**TASK INSTRUCTIONS**
Please rewrite the data from its first line through the line containing "spring-tube xyxy=(369,142,437,338)", replacing "union-nut" with "coupling-nut" and leaving everything else unchanged.

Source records
....................

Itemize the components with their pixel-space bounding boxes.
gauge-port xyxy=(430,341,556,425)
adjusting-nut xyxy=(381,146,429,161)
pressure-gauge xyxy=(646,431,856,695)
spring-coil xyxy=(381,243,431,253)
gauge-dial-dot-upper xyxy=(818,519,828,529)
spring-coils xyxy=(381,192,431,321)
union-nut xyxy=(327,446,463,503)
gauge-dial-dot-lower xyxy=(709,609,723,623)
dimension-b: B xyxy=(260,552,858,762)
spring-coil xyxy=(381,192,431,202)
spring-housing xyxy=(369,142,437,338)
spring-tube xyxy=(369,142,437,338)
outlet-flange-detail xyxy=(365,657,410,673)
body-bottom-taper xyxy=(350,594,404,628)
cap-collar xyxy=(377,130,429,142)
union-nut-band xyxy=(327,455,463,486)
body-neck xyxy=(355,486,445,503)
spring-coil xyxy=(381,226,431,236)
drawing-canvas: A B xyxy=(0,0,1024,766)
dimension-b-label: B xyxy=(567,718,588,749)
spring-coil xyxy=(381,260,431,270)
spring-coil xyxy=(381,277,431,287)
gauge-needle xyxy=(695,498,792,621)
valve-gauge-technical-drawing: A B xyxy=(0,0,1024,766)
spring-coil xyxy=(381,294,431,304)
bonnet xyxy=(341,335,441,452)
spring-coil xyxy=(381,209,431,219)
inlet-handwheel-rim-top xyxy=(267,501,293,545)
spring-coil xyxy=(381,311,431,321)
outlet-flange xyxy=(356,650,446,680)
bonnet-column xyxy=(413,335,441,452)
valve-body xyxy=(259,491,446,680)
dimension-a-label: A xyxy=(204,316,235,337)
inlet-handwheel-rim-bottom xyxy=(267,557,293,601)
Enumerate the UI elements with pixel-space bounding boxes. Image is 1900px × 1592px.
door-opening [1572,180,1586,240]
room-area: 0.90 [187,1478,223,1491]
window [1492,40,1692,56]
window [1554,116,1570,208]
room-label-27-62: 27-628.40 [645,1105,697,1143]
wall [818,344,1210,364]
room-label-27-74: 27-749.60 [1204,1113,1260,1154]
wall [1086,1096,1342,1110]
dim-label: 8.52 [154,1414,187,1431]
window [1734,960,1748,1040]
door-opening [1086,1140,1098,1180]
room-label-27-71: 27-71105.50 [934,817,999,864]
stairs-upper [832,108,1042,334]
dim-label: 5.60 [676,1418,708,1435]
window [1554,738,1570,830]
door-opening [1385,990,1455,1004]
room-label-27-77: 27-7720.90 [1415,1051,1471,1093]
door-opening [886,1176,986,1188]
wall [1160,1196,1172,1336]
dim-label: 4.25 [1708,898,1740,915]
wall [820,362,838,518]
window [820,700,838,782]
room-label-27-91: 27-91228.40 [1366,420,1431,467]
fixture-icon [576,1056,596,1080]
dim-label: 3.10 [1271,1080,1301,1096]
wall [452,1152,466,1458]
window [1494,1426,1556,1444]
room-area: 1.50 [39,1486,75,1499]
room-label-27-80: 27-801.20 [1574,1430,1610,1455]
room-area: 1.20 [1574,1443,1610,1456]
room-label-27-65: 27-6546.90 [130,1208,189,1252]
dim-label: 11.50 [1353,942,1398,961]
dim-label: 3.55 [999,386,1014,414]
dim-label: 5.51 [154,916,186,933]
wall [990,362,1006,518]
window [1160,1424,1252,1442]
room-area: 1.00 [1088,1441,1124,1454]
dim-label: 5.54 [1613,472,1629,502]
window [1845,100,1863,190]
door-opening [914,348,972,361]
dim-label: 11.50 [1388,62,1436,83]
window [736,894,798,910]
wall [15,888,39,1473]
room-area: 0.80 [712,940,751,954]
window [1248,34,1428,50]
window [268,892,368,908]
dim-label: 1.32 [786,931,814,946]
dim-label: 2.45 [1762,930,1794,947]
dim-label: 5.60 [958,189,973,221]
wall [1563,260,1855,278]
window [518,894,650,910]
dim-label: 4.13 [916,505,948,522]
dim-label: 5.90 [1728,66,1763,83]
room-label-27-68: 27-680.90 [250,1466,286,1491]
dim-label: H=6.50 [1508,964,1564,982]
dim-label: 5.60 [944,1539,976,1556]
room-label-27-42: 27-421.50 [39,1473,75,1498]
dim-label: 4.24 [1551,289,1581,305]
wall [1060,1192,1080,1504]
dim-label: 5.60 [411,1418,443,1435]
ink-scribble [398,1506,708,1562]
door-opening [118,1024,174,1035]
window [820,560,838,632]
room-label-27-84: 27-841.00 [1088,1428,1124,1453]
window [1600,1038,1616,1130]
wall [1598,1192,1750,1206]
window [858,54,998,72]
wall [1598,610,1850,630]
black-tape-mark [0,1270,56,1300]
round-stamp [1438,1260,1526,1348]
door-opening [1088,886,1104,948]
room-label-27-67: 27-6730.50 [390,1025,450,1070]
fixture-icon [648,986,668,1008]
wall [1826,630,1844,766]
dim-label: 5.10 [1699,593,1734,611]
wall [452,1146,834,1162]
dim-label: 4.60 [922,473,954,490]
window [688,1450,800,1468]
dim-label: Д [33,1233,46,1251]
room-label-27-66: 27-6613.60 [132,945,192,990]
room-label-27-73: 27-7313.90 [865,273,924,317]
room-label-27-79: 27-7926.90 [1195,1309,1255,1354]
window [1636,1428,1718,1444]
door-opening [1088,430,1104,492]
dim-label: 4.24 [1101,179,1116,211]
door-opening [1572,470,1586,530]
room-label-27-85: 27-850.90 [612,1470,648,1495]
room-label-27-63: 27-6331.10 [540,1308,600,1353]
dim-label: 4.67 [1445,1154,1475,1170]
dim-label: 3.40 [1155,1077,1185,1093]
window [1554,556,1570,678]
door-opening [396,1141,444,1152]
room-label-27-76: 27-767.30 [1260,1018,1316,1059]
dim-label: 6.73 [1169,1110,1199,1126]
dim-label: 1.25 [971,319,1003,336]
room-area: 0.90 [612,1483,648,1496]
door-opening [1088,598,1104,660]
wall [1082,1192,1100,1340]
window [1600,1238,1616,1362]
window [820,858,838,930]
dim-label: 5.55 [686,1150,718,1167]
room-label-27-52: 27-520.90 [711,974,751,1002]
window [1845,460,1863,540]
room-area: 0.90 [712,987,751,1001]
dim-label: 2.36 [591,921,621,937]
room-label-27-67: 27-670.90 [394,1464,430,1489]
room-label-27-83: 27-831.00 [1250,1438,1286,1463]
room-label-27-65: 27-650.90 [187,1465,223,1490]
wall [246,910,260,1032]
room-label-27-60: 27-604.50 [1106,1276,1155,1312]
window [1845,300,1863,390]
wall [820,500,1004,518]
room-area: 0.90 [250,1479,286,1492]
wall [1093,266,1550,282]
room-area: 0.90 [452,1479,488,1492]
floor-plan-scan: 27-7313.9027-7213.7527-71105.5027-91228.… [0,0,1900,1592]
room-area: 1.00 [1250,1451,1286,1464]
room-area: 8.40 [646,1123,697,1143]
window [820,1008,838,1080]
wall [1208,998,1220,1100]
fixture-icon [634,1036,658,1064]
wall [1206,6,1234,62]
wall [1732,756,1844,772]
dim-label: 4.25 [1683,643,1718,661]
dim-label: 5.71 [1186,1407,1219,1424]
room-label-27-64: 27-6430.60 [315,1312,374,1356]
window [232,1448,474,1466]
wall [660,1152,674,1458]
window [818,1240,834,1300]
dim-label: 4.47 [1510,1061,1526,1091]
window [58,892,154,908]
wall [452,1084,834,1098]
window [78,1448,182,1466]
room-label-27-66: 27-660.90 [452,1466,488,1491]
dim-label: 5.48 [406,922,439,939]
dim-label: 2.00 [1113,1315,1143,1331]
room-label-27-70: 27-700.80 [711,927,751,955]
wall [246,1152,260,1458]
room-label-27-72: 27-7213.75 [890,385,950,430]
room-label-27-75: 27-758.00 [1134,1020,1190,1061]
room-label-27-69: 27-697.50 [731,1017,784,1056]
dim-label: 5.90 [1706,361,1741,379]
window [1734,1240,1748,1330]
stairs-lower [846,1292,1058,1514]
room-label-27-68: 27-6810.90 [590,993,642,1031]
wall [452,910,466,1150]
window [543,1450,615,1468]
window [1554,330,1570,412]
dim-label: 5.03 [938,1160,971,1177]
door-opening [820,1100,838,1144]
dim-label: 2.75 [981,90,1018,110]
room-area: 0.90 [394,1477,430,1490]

....................

**THE REPLY**
Itemize the components with their pixel-space bounding boxes.
gauge-port xyxy=(430,341,556,425)
adjusting-nut xyxy=(381,146,429,161)
pressure-gauge xyxy=(646,431,856,695)
spring-coil xyxy=(381,243,431,253)
gauge-dial-dot-upper xyxy=(818,519,828,529)
spring-coils xyxy=(381,192,431,321)
coupling-nut xyxy=(327,446,463,503)
gauge-dial-dot-lower xyxy=(709,609,723,623)
dimension-b: B xyxy=(260,552,858,762)
spring-coil xyxy=(381,192,431,202)
spring-housing xyxy=(369,142,437,338)
spring-tube xyxy=(369,142,437,338)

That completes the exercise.